◆ **EXERCISE AIM**: Read the records below and copy each line that contains "insurance".

◆ **RECORDS SHOWN**:
--------------------------------------------------

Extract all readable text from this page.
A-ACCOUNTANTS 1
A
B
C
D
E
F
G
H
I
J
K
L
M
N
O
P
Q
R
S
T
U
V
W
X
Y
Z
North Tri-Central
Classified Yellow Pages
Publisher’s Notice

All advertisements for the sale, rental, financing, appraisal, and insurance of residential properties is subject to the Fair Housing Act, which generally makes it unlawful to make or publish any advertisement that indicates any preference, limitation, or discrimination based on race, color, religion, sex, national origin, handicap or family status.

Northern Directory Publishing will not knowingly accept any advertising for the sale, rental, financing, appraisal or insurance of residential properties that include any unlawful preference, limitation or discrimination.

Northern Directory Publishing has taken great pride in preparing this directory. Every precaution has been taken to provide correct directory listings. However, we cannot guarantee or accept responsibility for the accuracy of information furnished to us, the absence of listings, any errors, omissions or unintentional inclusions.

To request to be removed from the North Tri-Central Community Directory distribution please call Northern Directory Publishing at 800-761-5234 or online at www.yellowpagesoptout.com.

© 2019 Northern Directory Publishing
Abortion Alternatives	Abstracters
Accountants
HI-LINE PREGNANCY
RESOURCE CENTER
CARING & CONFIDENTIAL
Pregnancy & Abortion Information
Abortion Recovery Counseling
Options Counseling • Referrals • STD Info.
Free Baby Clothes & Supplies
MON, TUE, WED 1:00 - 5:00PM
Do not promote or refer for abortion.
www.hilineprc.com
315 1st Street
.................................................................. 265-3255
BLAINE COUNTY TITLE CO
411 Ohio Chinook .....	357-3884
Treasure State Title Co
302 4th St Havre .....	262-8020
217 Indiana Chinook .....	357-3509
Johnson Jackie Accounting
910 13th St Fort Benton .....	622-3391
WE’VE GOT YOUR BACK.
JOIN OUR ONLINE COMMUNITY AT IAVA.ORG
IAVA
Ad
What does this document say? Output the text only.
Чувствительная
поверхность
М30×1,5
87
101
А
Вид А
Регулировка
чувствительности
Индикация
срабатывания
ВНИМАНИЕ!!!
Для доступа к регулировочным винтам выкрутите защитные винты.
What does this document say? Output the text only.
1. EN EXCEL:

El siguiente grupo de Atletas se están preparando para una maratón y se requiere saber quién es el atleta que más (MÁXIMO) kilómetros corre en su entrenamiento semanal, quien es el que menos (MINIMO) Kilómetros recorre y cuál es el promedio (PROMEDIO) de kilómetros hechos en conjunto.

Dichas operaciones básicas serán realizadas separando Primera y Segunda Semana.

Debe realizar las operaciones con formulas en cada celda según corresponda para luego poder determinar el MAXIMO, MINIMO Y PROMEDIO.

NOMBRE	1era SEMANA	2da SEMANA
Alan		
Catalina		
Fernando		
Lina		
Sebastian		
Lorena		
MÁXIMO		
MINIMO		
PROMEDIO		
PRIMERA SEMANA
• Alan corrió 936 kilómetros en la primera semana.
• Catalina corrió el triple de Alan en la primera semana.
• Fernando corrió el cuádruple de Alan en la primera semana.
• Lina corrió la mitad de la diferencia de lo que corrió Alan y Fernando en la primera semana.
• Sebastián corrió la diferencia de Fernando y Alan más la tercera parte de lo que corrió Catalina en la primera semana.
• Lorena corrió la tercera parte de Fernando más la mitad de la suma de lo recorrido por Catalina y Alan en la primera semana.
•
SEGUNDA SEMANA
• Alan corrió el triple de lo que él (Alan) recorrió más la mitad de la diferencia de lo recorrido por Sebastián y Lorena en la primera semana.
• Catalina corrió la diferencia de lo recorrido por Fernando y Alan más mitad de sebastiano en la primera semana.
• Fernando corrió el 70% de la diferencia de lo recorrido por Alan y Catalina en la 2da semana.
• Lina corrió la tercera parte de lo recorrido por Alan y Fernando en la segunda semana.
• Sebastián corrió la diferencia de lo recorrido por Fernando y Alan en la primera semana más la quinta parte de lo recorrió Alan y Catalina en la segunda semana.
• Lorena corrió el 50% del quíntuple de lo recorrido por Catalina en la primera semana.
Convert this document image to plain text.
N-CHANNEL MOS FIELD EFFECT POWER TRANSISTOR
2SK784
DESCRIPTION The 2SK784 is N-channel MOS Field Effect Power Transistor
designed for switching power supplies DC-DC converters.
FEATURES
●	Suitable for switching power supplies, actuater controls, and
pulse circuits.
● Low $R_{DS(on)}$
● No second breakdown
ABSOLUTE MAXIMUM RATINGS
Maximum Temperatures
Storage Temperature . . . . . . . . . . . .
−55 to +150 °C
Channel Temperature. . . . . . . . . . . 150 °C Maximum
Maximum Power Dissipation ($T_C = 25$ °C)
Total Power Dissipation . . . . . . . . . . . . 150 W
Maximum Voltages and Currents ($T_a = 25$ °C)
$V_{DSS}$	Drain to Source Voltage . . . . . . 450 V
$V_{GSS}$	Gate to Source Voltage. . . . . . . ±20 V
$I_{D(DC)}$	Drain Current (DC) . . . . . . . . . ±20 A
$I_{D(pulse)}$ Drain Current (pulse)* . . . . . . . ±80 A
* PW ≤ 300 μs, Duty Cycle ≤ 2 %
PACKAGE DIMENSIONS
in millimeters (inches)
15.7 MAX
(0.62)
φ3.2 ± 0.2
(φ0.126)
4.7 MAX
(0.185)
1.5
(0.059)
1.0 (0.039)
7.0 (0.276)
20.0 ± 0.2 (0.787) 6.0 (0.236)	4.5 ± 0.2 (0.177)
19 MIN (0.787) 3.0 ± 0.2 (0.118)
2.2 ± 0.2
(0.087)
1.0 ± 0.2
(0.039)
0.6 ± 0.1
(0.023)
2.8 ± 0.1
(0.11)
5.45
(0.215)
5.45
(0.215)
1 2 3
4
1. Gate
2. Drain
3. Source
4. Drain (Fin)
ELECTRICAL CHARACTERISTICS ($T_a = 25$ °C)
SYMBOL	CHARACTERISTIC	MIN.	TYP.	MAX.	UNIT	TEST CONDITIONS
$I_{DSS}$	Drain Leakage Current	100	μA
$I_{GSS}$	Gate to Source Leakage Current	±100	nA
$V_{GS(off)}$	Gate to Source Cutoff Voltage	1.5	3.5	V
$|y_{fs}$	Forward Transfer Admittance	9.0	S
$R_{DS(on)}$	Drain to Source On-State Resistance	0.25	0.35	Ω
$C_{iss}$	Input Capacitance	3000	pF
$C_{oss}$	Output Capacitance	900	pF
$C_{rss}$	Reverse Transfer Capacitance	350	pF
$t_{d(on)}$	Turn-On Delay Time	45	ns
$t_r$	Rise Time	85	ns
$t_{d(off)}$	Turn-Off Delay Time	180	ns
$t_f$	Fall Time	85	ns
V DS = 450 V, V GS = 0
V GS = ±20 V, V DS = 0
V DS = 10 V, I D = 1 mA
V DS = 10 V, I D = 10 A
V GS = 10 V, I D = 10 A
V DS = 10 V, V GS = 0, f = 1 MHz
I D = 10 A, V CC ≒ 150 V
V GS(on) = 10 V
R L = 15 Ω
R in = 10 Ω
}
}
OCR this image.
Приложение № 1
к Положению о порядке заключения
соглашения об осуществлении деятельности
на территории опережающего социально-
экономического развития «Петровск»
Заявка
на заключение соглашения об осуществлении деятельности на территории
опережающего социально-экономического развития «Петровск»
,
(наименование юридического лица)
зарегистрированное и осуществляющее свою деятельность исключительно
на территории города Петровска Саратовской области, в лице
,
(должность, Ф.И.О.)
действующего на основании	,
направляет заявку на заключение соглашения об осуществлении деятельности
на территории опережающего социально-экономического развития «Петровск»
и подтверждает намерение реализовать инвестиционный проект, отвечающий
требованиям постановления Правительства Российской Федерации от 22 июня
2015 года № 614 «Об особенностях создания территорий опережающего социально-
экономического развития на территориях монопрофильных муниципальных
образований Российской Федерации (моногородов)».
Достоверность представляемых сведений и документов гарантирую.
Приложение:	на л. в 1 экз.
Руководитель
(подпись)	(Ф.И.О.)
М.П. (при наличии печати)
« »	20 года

--------------------------------------------------

◆ **SOLUTION FOR THIS EXERCISE**:
All advertisements for the sale, rental, financing, appraisal, and insurance of residential properties is subject to the Fair Housing Act, which generally makes it unlawful to make or publish any advertisement that indicates any preference, limitation, or discrimination based on race, color, religion, sex, national origin, handicap or family status.
Northern Directory Publishing will not knowingly accept any advertising for the sale, rental, financing, appraisal or insurance of residential properties that include any unlawful preference, limitation or discrimination.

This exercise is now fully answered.